## START Record excerpts
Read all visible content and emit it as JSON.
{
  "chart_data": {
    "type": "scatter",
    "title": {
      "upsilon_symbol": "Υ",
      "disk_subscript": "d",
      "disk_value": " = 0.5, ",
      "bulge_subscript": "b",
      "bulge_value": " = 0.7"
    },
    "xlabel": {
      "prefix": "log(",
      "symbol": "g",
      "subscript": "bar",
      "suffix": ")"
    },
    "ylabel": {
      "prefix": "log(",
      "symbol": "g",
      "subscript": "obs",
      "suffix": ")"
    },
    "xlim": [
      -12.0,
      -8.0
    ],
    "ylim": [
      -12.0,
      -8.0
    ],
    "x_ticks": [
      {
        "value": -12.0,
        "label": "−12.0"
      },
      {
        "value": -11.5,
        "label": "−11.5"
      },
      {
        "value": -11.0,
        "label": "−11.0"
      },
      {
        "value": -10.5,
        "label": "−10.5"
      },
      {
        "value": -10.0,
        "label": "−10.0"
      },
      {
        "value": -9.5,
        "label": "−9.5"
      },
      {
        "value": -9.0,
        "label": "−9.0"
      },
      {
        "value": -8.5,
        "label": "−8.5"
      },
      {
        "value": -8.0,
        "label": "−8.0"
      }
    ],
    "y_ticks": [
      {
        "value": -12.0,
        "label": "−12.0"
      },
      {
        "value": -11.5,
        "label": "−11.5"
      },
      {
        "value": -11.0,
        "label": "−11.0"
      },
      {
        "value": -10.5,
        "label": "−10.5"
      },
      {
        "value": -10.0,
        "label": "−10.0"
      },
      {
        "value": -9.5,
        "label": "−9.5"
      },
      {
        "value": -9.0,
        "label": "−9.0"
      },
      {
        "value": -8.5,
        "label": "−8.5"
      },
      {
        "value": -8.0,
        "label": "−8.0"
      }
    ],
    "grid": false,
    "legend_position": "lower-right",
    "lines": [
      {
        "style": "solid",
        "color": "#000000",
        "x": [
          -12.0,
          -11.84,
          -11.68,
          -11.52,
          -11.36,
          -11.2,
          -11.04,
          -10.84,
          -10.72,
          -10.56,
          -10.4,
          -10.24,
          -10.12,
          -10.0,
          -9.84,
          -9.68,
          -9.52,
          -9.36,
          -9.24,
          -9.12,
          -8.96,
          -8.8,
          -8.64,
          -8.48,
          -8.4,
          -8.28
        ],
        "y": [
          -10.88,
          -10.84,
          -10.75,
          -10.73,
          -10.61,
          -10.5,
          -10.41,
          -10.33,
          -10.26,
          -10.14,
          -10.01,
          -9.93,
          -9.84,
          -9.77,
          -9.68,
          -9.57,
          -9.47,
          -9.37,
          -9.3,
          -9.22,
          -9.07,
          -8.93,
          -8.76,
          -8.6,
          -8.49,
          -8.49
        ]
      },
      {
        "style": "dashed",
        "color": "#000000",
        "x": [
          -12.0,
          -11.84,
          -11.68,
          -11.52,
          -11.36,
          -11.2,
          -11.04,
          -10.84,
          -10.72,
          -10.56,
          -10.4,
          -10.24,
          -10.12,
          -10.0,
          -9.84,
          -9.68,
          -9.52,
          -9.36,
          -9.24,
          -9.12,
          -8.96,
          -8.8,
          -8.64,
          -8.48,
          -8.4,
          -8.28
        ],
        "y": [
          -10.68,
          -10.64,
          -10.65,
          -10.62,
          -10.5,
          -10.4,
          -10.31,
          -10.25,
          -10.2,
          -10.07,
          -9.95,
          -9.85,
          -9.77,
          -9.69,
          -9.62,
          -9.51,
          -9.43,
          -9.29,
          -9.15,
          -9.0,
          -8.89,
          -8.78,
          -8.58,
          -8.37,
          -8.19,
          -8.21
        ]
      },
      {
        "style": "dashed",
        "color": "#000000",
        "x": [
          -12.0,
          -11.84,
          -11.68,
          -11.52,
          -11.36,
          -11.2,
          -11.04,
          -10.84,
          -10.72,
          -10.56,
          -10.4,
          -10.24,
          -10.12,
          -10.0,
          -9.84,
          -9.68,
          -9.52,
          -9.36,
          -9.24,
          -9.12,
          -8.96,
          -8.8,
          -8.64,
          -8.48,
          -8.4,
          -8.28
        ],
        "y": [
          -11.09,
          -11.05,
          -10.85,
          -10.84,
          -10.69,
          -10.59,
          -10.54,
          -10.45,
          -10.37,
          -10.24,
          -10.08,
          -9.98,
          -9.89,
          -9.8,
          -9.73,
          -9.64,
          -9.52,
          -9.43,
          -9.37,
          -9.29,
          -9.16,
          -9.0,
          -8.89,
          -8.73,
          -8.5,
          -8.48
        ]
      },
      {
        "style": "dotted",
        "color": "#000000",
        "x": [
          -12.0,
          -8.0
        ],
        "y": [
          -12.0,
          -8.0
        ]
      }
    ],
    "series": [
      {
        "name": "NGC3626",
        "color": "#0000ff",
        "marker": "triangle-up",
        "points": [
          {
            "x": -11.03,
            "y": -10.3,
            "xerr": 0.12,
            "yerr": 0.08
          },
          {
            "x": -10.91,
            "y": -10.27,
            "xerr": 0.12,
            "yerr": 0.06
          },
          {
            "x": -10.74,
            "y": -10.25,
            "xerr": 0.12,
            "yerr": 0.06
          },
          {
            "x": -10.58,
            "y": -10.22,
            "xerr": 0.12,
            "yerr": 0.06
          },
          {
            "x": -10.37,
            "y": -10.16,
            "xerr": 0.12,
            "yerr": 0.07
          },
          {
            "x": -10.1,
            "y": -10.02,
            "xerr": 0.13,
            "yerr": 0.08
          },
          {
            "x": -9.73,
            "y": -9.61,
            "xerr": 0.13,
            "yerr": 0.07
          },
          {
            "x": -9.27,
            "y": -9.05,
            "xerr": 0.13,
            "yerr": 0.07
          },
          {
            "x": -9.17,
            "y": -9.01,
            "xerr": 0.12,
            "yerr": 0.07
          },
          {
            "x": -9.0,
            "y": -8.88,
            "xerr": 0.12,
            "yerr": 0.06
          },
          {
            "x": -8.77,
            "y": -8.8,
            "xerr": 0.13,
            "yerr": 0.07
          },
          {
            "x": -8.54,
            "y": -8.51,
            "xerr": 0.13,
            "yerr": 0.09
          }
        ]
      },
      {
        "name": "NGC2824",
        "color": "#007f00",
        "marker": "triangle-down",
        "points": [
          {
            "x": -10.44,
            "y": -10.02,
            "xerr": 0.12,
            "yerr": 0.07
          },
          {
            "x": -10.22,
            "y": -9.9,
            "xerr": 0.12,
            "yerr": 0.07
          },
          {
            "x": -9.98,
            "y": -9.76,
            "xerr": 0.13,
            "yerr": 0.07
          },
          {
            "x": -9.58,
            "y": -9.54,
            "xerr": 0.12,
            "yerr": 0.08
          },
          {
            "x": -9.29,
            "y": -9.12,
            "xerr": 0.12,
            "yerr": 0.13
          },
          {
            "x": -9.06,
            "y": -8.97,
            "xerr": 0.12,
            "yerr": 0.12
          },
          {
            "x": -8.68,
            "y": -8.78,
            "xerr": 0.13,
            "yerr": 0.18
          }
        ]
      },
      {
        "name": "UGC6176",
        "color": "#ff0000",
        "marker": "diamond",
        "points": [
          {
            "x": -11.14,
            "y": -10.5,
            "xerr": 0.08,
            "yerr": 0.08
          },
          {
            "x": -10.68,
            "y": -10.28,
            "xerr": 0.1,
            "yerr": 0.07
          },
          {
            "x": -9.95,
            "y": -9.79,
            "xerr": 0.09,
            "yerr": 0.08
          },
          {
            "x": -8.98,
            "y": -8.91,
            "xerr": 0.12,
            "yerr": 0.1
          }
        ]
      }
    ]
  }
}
## END Record excerpts
**Objective**. Write out the material exactly as given.

**The response**.
Read all visible content and emit it as JSON.
{
  "chart_data": {
    "type": "scatter",
    "title": {
      "upsilon_symbol": "Υ",
      "disk_subscript": "d",
      "disk_value": " = 0.5, ",
      "bulge_subscript": "b",
      "bulge_value": " = 0.7"
    },
    "xlabel": {
      "prefix": "log(",
      "symbol": "g",
      "subscript": "bar",
      "suffix": ")"
    },
    "ylabel": {
      "prefix": "log(",
      "symbol": "g",
      "subscript": "obs",
      "suffix": ")"
    },
    "xlim": [
      -12.0,
      -8.0
    ],
    "ylim": [
      -12.0,
      -8.0
    ],
    "x_ticks": [
      {
        "value": -12.0,
        "label": "−12.0"
      },
      {
        "value": -11.5,
        "label": "−11.5"
      },
      {
        "value": -11.0,
        "label": "−11.0"
      },
      {
        "value": -10.5,
        "label": "−10.5"
      },
      {
        "value": -10.0,
        "label": "−10.0"
      },
      {
        "value": -9.5,
        "label": "−9.5"
      },
      {
        "value": -9.0,
        "label": "−9.0"
      },
      {
        "value": -8.5,
        "label": "−8.5"
      },
      {
        "value": -8.0,
        "label": "−8.0"
      }
    ],
    "y_ticks": [
      {
        "value": -12.0,
        "label": "−12.0"
      },
      {
        "value": -11.5,
        "label": "−11.5"
      },
      {
        "value": -11.0,
        "label": "−11.0"
      },
      {
        "value": -10.5,
        "label": "−10.5"
      },
      {
        "value": -10.0,
        "label": "−10.0"
      },
      {
        "value": -9.5,
        "label": "−9.5"
      },
      {
        "value": -9.0,
        "label": "−9.0"
      },
      {
        "value": -8.5,
        "label": "−8.5"
      },
      {
        "value": -8.0,
        "label": "−8.0"
      }
    ],
    "grid": false,
    "legend_position": "lower-right",
    "lines": [
      {
        "style": "solid",
        "color": "#000000",
        "x": [
          -12.0,
          -11.84,
          -11.68,
          -11.52,
          -11.36,
          -11.2,
          -11.04,
          -10.84,
          -10.72,
          -10.56,
          -10.4,
          -10.24,
          -10.12,
          -10.0,
          -9.84,
          -9.68,
          -9.52,
          -9.36,
          -9.24,
          -9.12,
          -8.96,
          -8.8,
          -8.64,
          -8.48,
          -8.4,
          -8.28
        ],
        "y": [
          -10.88,
          -10.84,
          -10.75,
          -10.73,
          -10.61,
          -10.5,
          -10.41,
          -10.33,
          -10.26,
          -10.14,
          -10.01,
          -9.93,
          -9.84,
          -9.77,
          -9.68,
          -9.57,
          -9.47,
          -9.37,
          -9.3,
          -9.22,
          -9.07,
          -8.93,
          -8.76,
          -8.6,
          -8.49,
          -8.49
        ]
      },
      {
        "style": "dashed",
        "color": "#000000",
        "x": [
          -12.0,
          -11.84,
          -11.68,
          -11.52,
          -11.36,
          -11.2,
          -11.04,
          -10.84,
          -10.72,
          -10.56,
          -10.4,
          -10.24,
          -10.12,
          -10.0,
          -9.84,
          -9.68,
          -9.52,
          -9.36,
          -9.24,
          -9.12,
          -8.96,
          -8.8,
          -8.64,
          -8.48,
          -8.4,
          -8.28
        ],
        "y": [
          -10.68,
          -10.64,
          -10.65,
          -10.62,
          -10.5,
          -10.4,
          -10.31,
          -10.25,
          -10.2,
          -10.07,
          -9.95,
          -9.85,
          -9.77,
          -9.69,
          -9.62,
          -9.51,
          -9.43,
          -9.29,
          -9.15,
          -9.0,
          -8.89,
          -8.78,
          -8.58,
          -8.37,
          -8.19,
          -8.21
        ]
      },
      {
        "style": "dashed",
        "color": "#000000",
        "x": [
          -12.0,
          -11.84,
          -11.68,
          -11.52,
          -11.36,
          -11.2,
          -11.04,
          -10.84,
          -10.72,
          -10.56,
          -10.4,
          -10.24,
          -10.12,
          -10.0,
          -9.84,
          -9.68,
          -9.52,
          -9.36,
          -9.24,
          -9.12,
          -8.96,
          -8.8,
          -8.64,
          -8.48,
          -8.4,
          -8.28
        ],
        "y": [
          -11.09,
          -11.05,
          -10.85,
          -10.84,
          -10.69,
          -10.59,
          -10.54,
          -10.45,
          -10.37,
          -10.24,
          -10.08,
          -9.98,
          -9.89,
          -9.8,
          -9.73,
          -9.64,
          -9.52,
          -9.43,
          -9.37,
          -9.29,
          -9.16,
          -9.0,
          -8.89,
          -8.73,
          -8.5,
          -8.48
        ]
      },
      {
        "style": "dotted",
        "color": "#000000",
        "x": [
          -12.0,
          -8.0
        ],
        "y": [
          -12.0,
          -8.0
        ]
      }
    ],
    "series": [
      {
        "name": "NGC3626",
        "color": "#0000ff",
        "marker": "triangle-up",
        "points": [
          {
            "x": -11.03,
            "y": -10.3,
            "xerr": 0.12,
            "yerr": 0.08
          },
          {
            "x": -10.91,
            "y": -10.27,
            "xerr": 0.12,
            "yerr": 0.06
          },
          {
            "x": -10.74,
            "y": -10.25,
            "xerr": 0.12,
            "yerr": 0.06
          },
          {
            "x": -10.58,
            "y": -10.22,
            "xerr": 0.12,
            "yerr": 0.06
          },
          {
            "x": -10.37,
            "y": -10.16,
            "xerr": 0.12,
            "yerr": 0.07
          },
          {
            "x": -10.1,
            "y": -10.02,
            "xerr": 0.13,
            "yerr": 0.08
          },
          {
            "x": -9.73,
            "y": -9.61,
            "xerr": 0.13,
            "yerr": 0.07
          },
          {
            "x": -9.27,
            "y": -9.05,
            "xerr": 0.13,
            "yerr": 0.07
          },
          {
            "x": -9.17,
            "y": -9.01,
            "xerr": 0.12,
            "yerr": 0.07
          },
          {
            "x": -9.0,
            "y": -8.88,
            "xerr": 0.12,
            "yerr": 0.06
          },
          {
            "x": -8.77,
            "y": -8.8,
            "xerr": 0.13,
            "yerr": 0.07
          },
          {
            "x": -8.54,
            "y": -8.51,
            "xerr": 0.13,
            "yerr": 0.09
          }
        ]
      },
      {
        "name": "NGC2824",
        "color": "#007f00",
        "marker": "triangle-down",
        "points": [
          {
            "x": -10.44,
            "y": -10.02,
            "xerr": 0.12,
            "yerr": 0.07
          },
          {
            "x": -10.22,
            "y": -9.9,
            "xerr": 0.12,
            "yerr": 0.07
          },
          {
            "x": -9.98,
            "y": -9.76,
            "xerr": 0.13,
            "yerr": 0.07
          },
          {
            "x": -9.58,
            "y": -9.54,
            "xerr": 0.12,
            "yerr": 0.08
          },
          {
            "x": -9.29,
            "y": -9.12,
            "xerr": 0.12,
            "yerr": 0.13
          },
          {
            "x": -9.06,
            "y": -8.97,
            "xerr": 0.12,
            "yerr": 0.12
          },
          {
            "x": -8.68,
            "y": -8.78,
            "xerr": 0.13,
            "yerr": 0.18
          }
        ]
      },
      {
        "name": "UGC6176",
        "color": "#ff0000",
        "marker": "diamond",
        "points": [
          {
            "x": -11.14,
            "y": -10.5,
            "xerr": 0.08,
            "yerr": 0.08
          },
          {
            "x": -10.68,
            "y": -10.28,
            "xerr": 0.1,
            "yerr": 0.07
          },
          {
            "x": -9.95,
            "y": -9.79,
            "xerr": 0.09,
            "yerr": 0.08
          },
          {
            "x": -8.98,
            "y": -8.91,
            "xerr": 0.12,
            "yerr": 0.1
          }
        ]
      }
    ]
  }
}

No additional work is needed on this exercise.